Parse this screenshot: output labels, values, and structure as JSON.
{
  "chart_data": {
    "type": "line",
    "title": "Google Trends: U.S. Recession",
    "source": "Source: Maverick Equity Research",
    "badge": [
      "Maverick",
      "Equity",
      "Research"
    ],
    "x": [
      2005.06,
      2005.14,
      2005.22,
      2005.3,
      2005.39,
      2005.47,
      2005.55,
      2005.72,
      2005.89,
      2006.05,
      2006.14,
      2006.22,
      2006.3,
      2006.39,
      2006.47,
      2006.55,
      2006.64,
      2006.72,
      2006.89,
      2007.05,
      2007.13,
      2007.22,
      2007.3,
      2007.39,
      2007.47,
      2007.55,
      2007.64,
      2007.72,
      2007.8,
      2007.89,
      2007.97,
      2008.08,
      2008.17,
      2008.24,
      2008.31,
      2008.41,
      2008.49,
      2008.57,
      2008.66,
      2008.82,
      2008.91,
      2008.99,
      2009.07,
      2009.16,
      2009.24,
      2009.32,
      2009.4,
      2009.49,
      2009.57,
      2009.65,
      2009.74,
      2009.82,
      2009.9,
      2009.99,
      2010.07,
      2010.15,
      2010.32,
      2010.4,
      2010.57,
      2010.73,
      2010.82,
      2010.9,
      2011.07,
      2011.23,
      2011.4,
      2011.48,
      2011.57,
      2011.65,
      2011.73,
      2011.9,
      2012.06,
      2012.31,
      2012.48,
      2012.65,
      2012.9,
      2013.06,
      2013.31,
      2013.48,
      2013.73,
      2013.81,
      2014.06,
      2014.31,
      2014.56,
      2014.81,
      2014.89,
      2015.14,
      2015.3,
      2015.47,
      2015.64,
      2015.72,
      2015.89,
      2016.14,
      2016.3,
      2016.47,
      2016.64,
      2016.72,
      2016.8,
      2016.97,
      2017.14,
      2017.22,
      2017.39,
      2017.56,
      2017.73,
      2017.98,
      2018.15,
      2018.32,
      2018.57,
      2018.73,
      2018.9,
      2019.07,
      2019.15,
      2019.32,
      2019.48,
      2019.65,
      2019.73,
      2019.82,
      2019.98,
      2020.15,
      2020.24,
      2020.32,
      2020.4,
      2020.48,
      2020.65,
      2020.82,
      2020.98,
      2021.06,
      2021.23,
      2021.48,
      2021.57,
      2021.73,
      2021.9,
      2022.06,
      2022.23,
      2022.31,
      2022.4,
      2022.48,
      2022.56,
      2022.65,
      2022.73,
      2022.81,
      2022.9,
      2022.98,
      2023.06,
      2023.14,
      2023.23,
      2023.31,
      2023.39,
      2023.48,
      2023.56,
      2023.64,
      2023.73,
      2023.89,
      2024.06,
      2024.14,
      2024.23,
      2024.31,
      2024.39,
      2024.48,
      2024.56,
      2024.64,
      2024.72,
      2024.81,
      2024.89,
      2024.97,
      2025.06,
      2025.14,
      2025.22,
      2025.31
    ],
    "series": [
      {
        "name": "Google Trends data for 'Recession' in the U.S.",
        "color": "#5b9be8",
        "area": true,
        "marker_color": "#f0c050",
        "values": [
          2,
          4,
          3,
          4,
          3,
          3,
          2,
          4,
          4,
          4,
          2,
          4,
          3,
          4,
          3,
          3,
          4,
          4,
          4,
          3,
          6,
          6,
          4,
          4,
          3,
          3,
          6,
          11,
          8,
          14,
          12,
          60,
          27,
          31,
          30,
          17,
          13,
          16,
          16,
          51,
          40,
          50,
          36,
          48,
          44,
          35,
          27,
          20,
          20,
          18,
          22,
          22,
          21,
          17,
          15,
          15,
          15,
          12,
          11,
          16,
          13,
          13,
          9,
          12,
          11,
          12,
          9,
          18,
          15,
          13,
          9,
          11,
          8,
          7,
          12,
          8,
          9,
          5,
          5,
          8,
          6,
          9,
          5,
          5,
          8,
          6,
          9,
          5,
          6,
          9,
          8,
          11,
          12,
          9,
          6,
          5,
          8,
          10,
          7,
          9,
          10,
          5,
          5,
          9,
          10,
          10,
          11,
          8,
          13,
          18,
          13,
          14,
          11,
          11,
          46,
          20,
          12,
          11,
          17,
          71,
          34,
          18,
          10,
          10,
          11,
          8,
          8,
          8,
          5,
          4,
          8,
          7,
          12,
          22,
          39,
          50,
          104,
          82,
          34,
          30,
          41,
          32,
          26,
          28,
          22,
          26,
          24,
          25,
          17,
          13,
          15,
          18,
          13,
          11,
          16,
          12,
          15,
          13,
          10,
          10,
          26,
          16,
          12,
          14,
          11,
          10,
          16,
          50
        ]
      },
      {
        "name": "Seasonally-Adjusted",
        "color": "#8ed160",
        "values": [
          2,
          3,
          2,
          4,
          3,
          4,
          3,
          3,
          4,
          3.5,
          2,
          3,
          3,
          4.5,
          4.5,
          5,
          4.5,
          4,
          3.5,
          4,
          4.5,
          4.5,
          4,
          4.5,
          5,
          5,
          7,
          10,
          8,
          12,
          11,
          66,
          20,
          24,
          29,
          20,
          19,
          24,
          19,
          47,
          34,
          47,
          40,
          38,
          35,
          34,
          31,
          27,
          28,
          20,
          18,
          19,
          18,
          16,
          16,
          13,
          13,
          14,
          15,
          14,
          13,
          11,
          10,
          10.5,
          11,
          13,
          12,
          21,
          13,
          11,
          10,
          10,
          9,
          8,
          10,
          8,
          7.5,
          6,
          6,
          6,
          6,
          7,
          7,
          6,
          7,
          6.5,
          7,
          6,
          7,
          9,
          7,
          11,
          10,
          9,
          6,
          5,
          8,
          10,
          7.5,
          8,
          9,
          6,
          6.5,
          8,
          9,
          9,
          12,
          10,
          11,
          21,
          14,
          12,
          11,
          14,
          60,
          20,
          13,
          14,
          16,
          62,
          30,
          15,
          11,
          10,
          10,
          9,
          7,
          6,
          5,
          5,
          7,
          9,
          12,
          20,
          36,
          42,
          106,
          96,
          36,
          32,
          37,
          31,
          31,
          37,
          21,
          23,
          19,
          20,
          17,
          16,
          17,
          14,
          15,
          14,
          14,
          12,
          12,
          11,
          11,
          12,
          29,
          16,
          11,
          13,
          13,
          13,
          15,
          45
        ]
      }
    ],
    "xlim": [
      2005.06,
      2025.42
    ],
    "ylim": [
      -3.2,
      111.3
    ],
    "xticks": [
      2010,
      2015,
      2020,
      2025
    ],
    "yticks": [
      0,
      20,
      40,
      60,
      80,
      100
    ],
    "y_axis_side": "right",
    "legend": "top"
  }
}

(The request): Work out how many lines of the data above hold the word "Recession", and write only the count.

(Exercise answer): 2